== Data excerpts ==
┌────────
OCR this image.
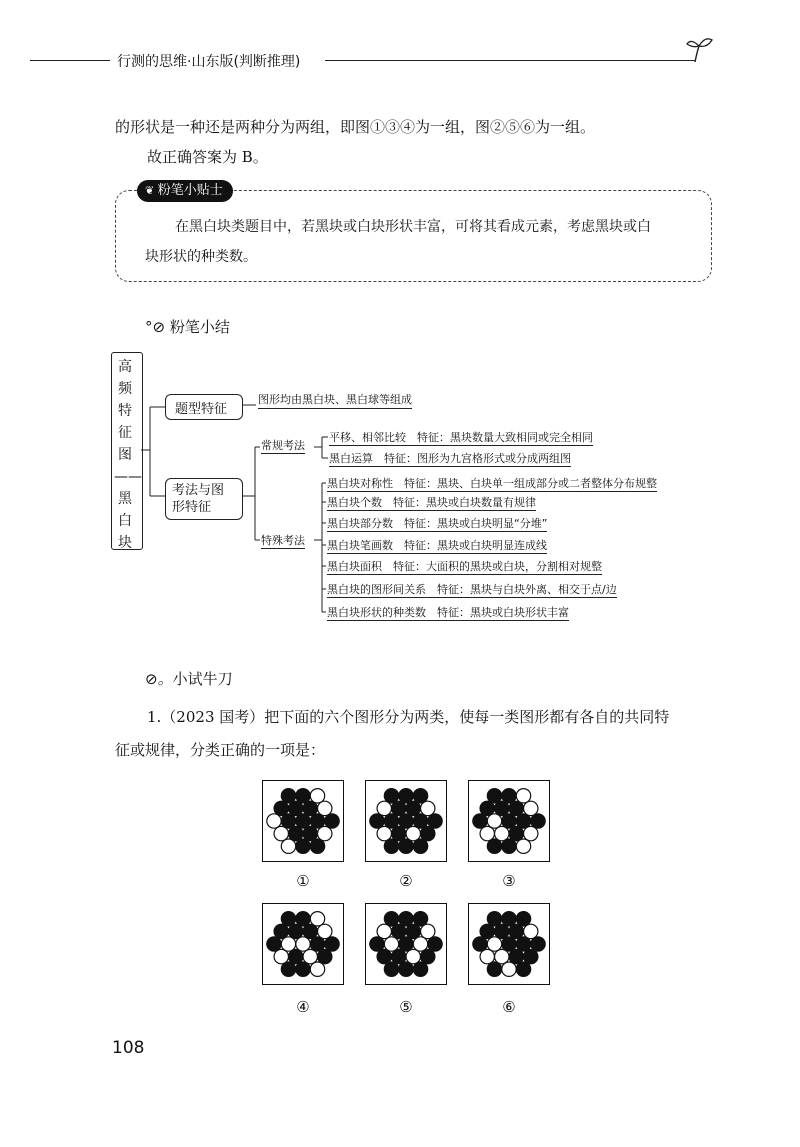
行测的思维·山东版(判断推理)
的形状是一种还是两种分为两组，即图①③④为一组，图②⑤⑥为一组。
故正确答案为 B。
❦ 粉笔小贴士
在黑白块类题目中，若黑块或白块形状丰富，可将其看成元素，考虑黑块或白
块形状的种类数。
°⊘ 粉笔小结
高频特征图——黑白块
题型特征
图形均由黑白块、黑白球等组成
考法与图形特征
常规考法
特殊考法
平移、相邻比较　特征：黑块数量大致相同或完全相同
黑白运算　特征：图形为九宫格形式或分成两组图
黑白块对称性　特征：黑块、白块单一组成部分或二者整体分布规整
黑白块个数　特征：黑块或白块数量有规律
黑白块部分数　特征：黑块或白块明显“分堆”
黑白块笔画数　特征：黑块或白块明显连成线
黑白块面积　特征：大面积的黑块或白块，分割相对规整
黑白块的图形间关系　特征：黑块与白块外离、相交于点/边
黑白块形状的种类数　特征：黑块或白块形状丰富
⊘。小试牛刀
1.（2023 国考）把下面的六个图形分为两类，使每一类图形都有各自的共同特
征或规律，分类正确的一项是：
①	②	③
④	⑤	⑥
108
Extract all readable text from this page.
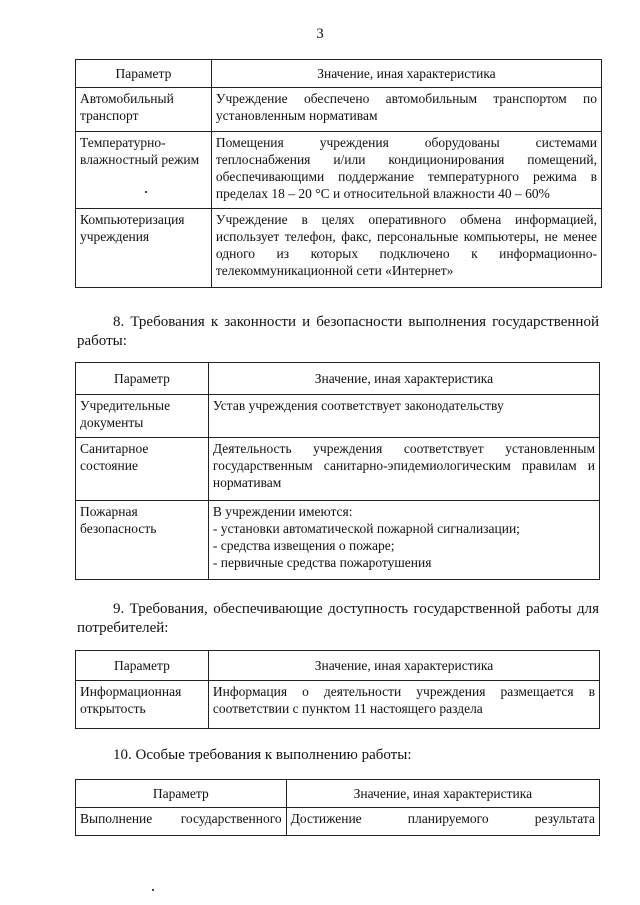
3
Параметр	Значение, иная характеристика
Автомобильный транспорт	Учреждение обеспечено автомобильным транспортом по установленным нормативам
Температурно-влажностный режим	Помещения учреждения оборудованы системами теплоснабжения и/или кондиционирования помещений, обеспечивающими поддержание температурного режима в пределах 18 – 20 °С и относительной влажности 40 – 60%
Компьютеризация учреждения	Учреждение в целях оперативного обмена информацией, использует телефон, факс, персональные компьютеры, не менее одного из которых подключено к информационно-телекоммуникационной сети «Интернет»
8. Требования к законности и безопасности выполнения государственной работы:
Параметр	Значение, иная характеристика
Учредительные документы	Устав учреждения соответствует законодательству
Санитарное состояние	Деятельность учреждения соответствует установленным государственным санитарно-эпидемиологическим правилам и нормативам
Пожарная безопасность	В учреждении имеются:
- установки автоматической пожарной сигнализации;
- средства извещения о пожаре;
- первичные средства пожаротушения
9. Требования, обеспечивающие доступность государственной работы для потребителей:
Параметр	Значение, иная характеристика
Информационная открытость	Информация о деятельности учреждения размещается в соответствии с пунктом 11 настоящего раздела
10. Особые требования к выполнению работы:
Параметр	Значение, иная характеристика
Выполнение государственного	Достижение планируемого результата
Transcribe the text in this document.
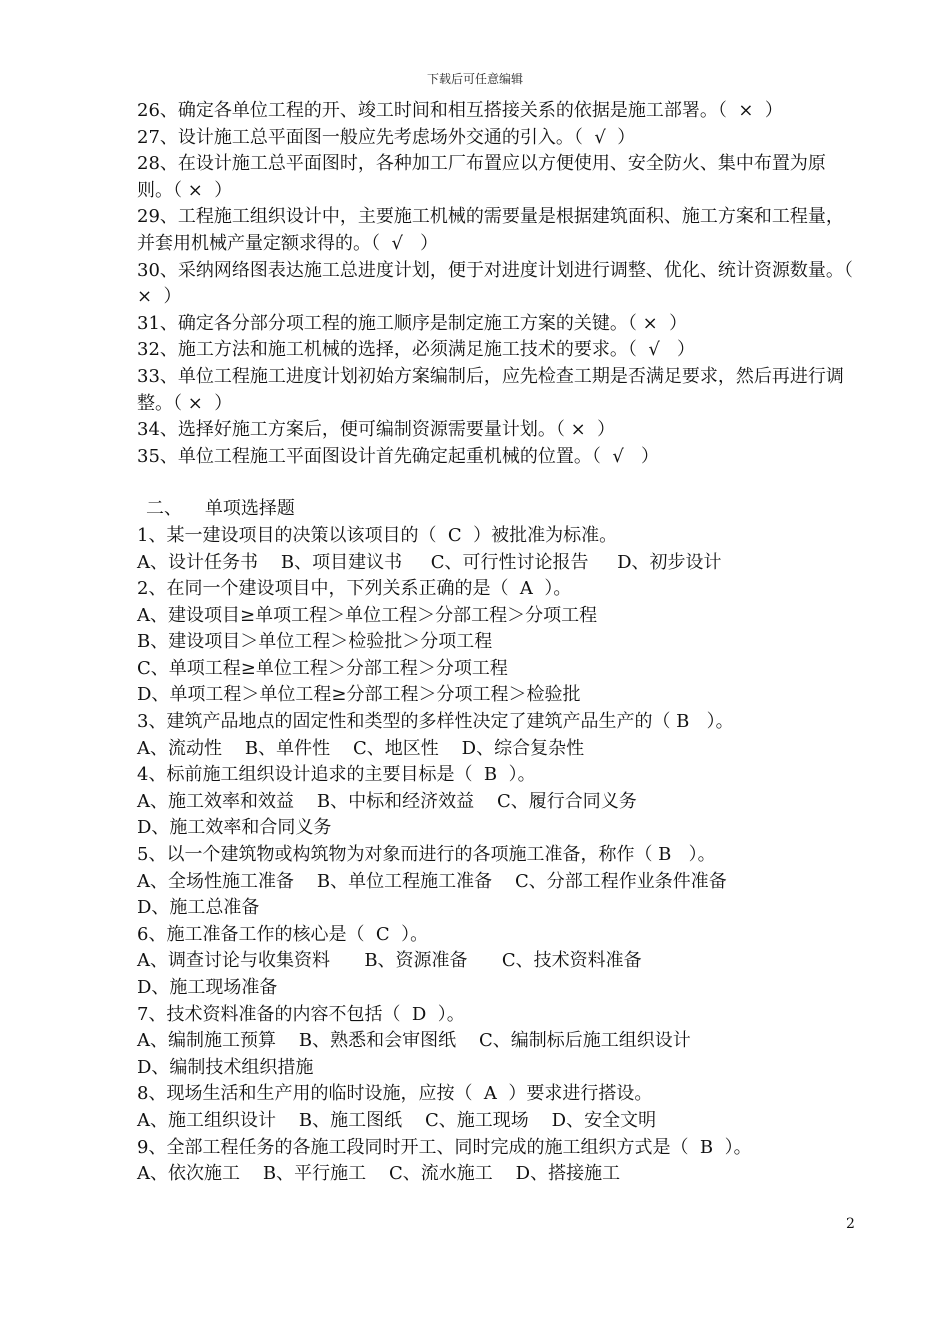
下载后可任意编辑

26、确定各单位工程的开、竣工时间和相互搭接关系的依据是施工部署。（  ×  ）

27、设计施工总平面图一般应先考虑场外交通的引入。（  √  ）

28、在设计施工总平面图时，各种加工厂布置应以方便使用、安全防火、集中布置为原则。（ ×  ）

29、工程施工组织设计中，主要施工机械的需要量是根据建筑面积、施工方案和工程量，并套用机械产量定额求得的。（  √   ）

30、采纳网络图表达施工总进度计划，便于对进度计划进行调整、优化、统计资源数量。（ ×  ）

31、确定各分部分项工程的施工顺序是制定施工方案的关键。（ ×  ）

32、施工方法和施工机械的选择，必须满足施工技术的要求。（  √   ）

33、单位工程施工进度计划初始方案编制后，应先检查工期是否满足要求，然后再进行调整。（ ×  ）

34、选择好施工方案后，便可编制资源需要量计划。（ ×  ）

35、单位工程施工平面图设计首先确定起重机械的位置。（  √   ）

二、    单项选择题

1、某一建设项目的决策以该项目的（  C  ）被批准为标准。

A、设计任务书    B、项目建议书     C、可行性讨论报告     D、初步设计

2、在同一个建设项目中，下列关系正确的是（  A  ）。

A、建设项目≥单项工程＞单位工程＞分部工程＞分项工程

B、建设项目＞单位工程＞检验批＞分项工程

C、单项工程≥单位工程＞分部工程＞分项工程

D、单项工程＞单位工程≥分部工程＞分项工程＞检验批

3、建筑产品地点的固定性和类型的多样性决定了建筑产品生产的（ B   ）。

A、流动性    B、单件性    C、地区性    D、综合复杂性

4、标前施工组织设计追求的主要目标是（  B  ）。

A、施工效率和效益    B、中标和经济效益    C、履行合同义务

D、施工效率和合同义务

5、以一个建筑物或构筑物为对象而进行的各项施工准备，称作（ B   ）。

A、全场性施工准备    B、单位工程施工准备    C、分部工程作业条件准备

D、施工总准备

6、施工准备工作的核心是（  C  ）。

A、调查讨论与收集资料      B、资源准备      C、技术资料准备

D、施工现场准备

7、技术资料准备的内容不包括（  D  ）。

A、编制施工预算    B、熟悉和会审图纸    C、编制标后施工组织设计

D、编制技术组织措施

8、现场生活和生产用的临时设施，应按（  A  ）要求进行搭设。

A、施工组织设计    B、施工图纸    C、施工现场    D、安全文明

9、全部工程任务的各施工段同时开工、同时完成的施工组织方式是（  B  ）。

A、依次施工    B、平行施工    C、流水施工    D、搭接施工

2
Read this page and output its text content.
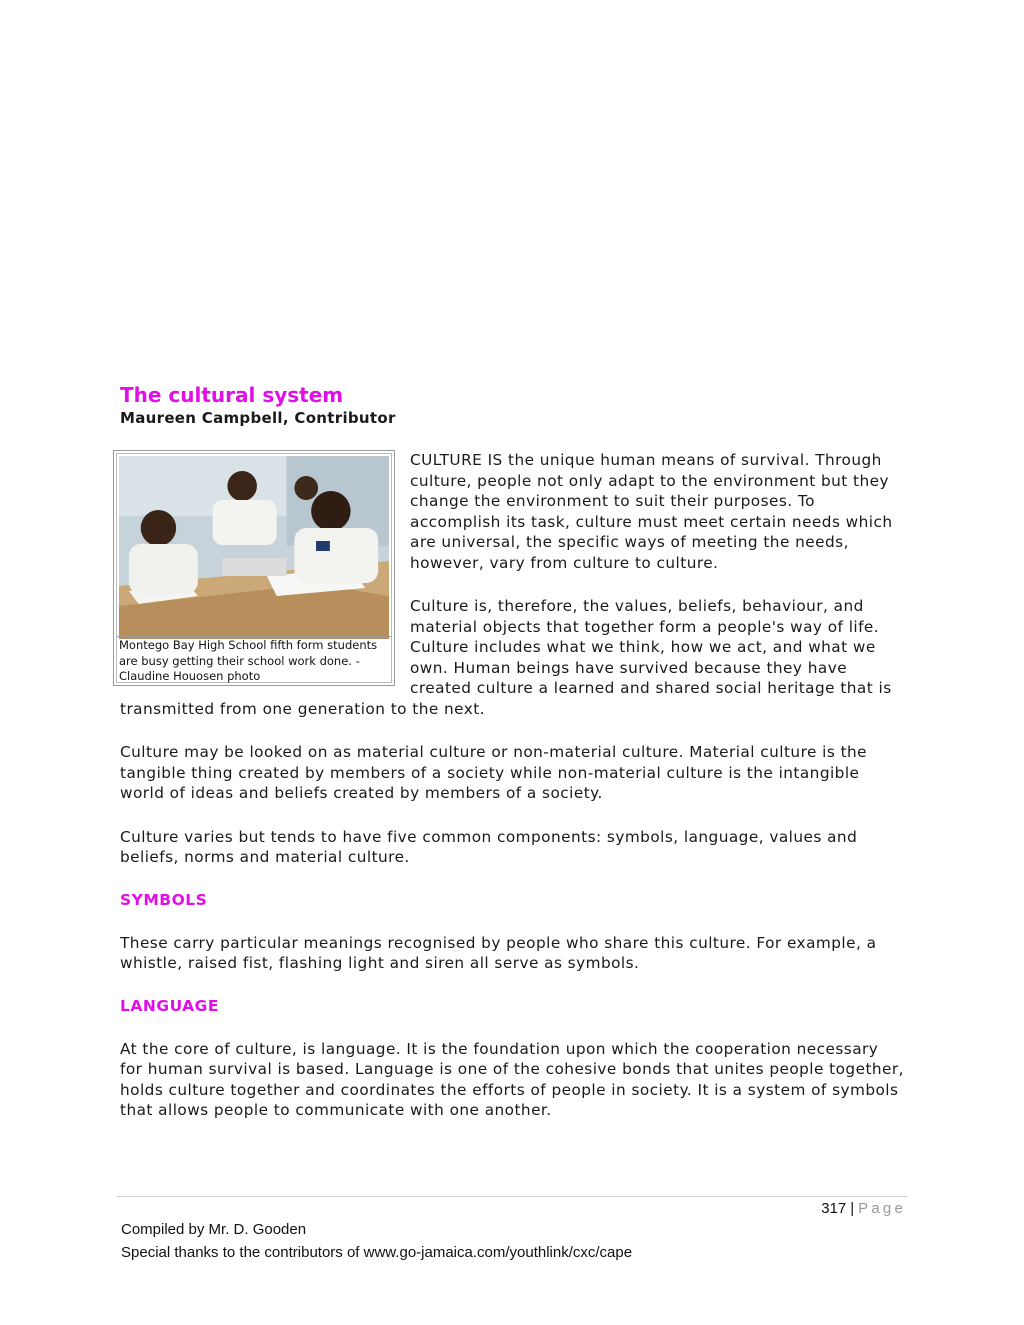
The cultural system
Maureen Campbell, Contributor
Montego Bay High School fifth form students are busy getting their school work done. - Claudine Houosen photo

CULTURE IS the unique human means of survival. Through culture, people not only adapt to the environment but they change the environment to suit their purposes. To accomplish its task, culture must meet certain needs which are universal, the specific ways of meeting the needs, however, vary from culture to culture.

Culture is, therefore, the values, beliefs, behaviour, and material objects that together form a people's way of life. Culture includes what we think, how we act, and what we own. Human beings have survived because they have created culture a learned and shared social heritage that is transmitted from one generation to the next.

Culture may be looked on as material culture or non-material culture. Material culture is the tangible thing created by members of a society while non-material culture is the intangible world of ideas and beliefs created by members of a society.

Culture varies but tends to have five common components: symbols, language, values and beliefs, norms and material culture.

SYMBOLS

These carry particular meanings recognised by people who share this culture. For example, a whistle, raised fist, flashing light and siren all serve as symbols.

LANGUAGE

At the core of culture, is language. It is the foundation upon which the cooperation necessary for human survival is based. Language is one of the cohesive bonds that unites people together, holds culture together and coordinates the efforts of people in society. It is a system of symbols that allows people to communicate with one another.

317 | Page
Compiled by Mr. D. Gooden
Special thanks to the contributors of www.go-jamaica.com/youthlink/cxc/cape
└────────
== Exercise aim ==
Would you return the data exactly as written, without the pictures?

== Exercise output ==
OCR this image.
行测的思维·山东版(判断推理)
的形状是一种还是两种分为两组，即图①③④为一组，图②⑤⑥为一组。
故正确答案为 B。
❦ 粉笔小贴士
在黑白块类题目中，若黑块或白块形状丰富，可将其看成元素，考虑黑块或白
块形状的种类数。
°⊘ 粉笔小结
高频特征图——黑白块
题型特征
图形均由黑白块、黑白球等组成
考法与图形特征
常规考法
特殊考法
平移、相邻比较　特征：黑块数量大致相同或完全相同
黑白运算　特征：图形为九宫格形式或分成两组图
黑白块对称性　特征：黑块、白块单一组成部分或二者整体分布规整
黑白块个数　特征：黑块或白块数量有规律
黑白块部分数　特征：黑块或白块明显“分堆”
黑白块笔画数　特征：黑块或白块明显连成线
黑白块面积　特征：大面积的黑块或白块，分割相对规整
黑白块的图形间关系　特征：黑块与白块外离、相交于点/边
黑白块形状的种类数　特征：黑块或白块形状丰富
⊘。小试牛刀
1.（2023 国考）把下面的六个图形分为两类，使每一类图形都有各自的共同特
征或规律，分类正确的一项是：
①	②	③
④	⑤	⑥
108
Extract all readable text from this page.
3
Параметр	Значение, иная характеристика
Автомобильный транспорт	Учреждение обеспечено автомобильным транспортом по установленным нормативам
Температурно-влажностный режим	Помещения учреждения оборудованы системами теплоснабжения и/или кондиционирования помещений, обеспечивающими поддержание температурного режима в пределах 18 – 20 °С и относительной влажности 40 – 60%
Компьютеризация учреждения	Учреждение в целях оперативного обмена информацией, использует телефон, факс, персональные компьютеры, не менее одного из которых подключено к информационно-телекоммуникационной сети «Интернет»
8. Требования к законности и безопасности выполнения государственной работы:
Параметр	Значение, иная характеристика
Учредительные документы	Устав учреждения соответствует законодательству
Санитарное состояние	Деятельность учреждения соответствует установленным государственным санитарно-эпидемиологическим правилам и нормативам
Пожарная безопасность	В учреждении имеются:
- установки автоматической пожарной сигнализации;
- средства извещения о пожаре;
- первичные средства пожаротушения
9. Требования, обеспечивающие доступность государственной работы для потребителей:
Параметр	Значение, иная характеристика
Информационная открытость	Информация о деятельности учреждения размещается в соответствии с пунктом 11 настоящего раздела
10. Особые требования к выполнению работы:
Параметр	Значение, иная характеристика
Выполнение государственного	Достижение планируемого результата
Transcribe the text in this document.
下载后可任意编辑

26、确定各单位工程的开、竣工时间和相互搭接关系的依据是施工部署。（  ×  ）

27、设计施工总平面图一般应先考虑场外交通的引入。（  √  ）

28、在设计施工总平面图时，各种加工厂布置应以方便使用、安全防火、集中布置为原则。（ ×  ）

29、工程施工组织设计中，主要施工机械的需要量是根据建筑面积、施工方案和工程量，并套用机械产量定额求得的。（  √   ）

30、采纳网络图表达施工总进度计划，便于对进度计划进行调整、优化、统计资源数量。（ ×  ）

31、确定各分部分项工程的施工顺序是制定施工方案的关键。（ ×  ）

32、施工方法和施工机械的选择，必须满足施工技术的要求。（  √   ）

33、单位工程施工进度计划初始方案编制后，应先检查工期是否满足要求，然后再进行调整。（ ×  ）

34、选择好施工方案后，便可编制资源需要量计划。（ ×  ）

35、单位工程施工平面图设计首先确定起重机械的位置。（  √   ）

二、    单项选择题

1、某一建设项目的决策以该项目的（  C  ）被批准为标准。

A、设计任务书    B、项目建议书     C、可行性讨论报告     D、初步设计

2、在同一个建设项目中，下列关系正确的是（  A  ）。

A、建设项目≥单项工程＞单位工程＞分部工程＞分项工程

B、建设项目＞单位工程＞检验批＞分项工程

C、单项工程≥单位工程＞分部工程＞分项工程

D、单项工程＞单位工程≥分部工程＞分项工程＞检验批

3、建筑产品地点的固定性和类型的多样性决定了建筑产品生产的（ B   ）。

A、流动性    B、单件性    C、地区性    D、综合复杂性

4、标前施工组织设计追求的主要目标是（  B  ）。

A、施工效率和效益    B、中标和经济效益    C、履行合同义务

D、施工效率和合同义务

5、以一个建筑物或构筑物为对象而进行的各项施工准备，称作（ B   ）。

A、全场性施工准备    B、单位工程施工准备    C、分部工程作业条件准备

D、施工总准备

6、施工准备工作的核心是（  C  ）。

A、调查讨论与收集资料      B、资源准备      C、技术资料准备

D、施工现场准备

7、技术资料准备的内容不包括（  D  ）。

A、编制施工预算    B、熟悉和会审图纸    C、编制标后施工组织设计

D、编制技术组织措施

8、现场生活和生产用的临时设施，应按（  A  ）要求进行搭设。

A、施工组织设计    B、施工图纸    C、施工现场    D、安全文明

9、全部工程任务的各施工段同时开工、同时完成的施工组织方式是（  B  ）。

A、依次施工    B、平行施工    C、流水施工    D、搭接施工

2
Read this page and output its text content.
The cultural system
Maureen Campbell, Contributor
Montego Bay High School fifth form students are busy getting their school work done. - Claudine Houosen photo

CULTURE IS the unique human means of survival. Through culture, people not only adapt to the environment but they change the environment to suit their purposes. To accomplish its task, culture must meet certain needs which are universal, the specific ways of meeting the needs, however, vary from culture to culture.

Culture is, therefore, the values, beliefs, behaviour, and material objects that together form a people's way of life. Culture includes what we think, how we act, and what we own. Human beings have survived because they have created culture a learned and shared social heritage that is transmitted from one generation to the next.

Culture may be looked on as material culture or non-material culture. Material culture is the tangible thing created by members of a society while non-material culture is the intangible world of ideas and beliefs created by members of a society.

Culture varies but tends to have five common components: symbols, language, values and beliefs, norms and material culture.

SYMBOLS

These carry particular meanings recognised by people who share this culture. For example, a whistle, raised fist, flashing light and siren all serve as symbols.

LANGUAGE

At the core of culture, is language. It is the foundation upon which the cooperation necessary for human survival is based. Language is one of the cohesive bonds that unites people together, holds culture together and coordinates the efforts of people in society. It is a system of symbols that allows people to communicate with one another.

317 | Page
Compiled by Mr. D. Gooden
Special thanks to the contributors of www.go-jamaica.com/youthlink/cxc/cape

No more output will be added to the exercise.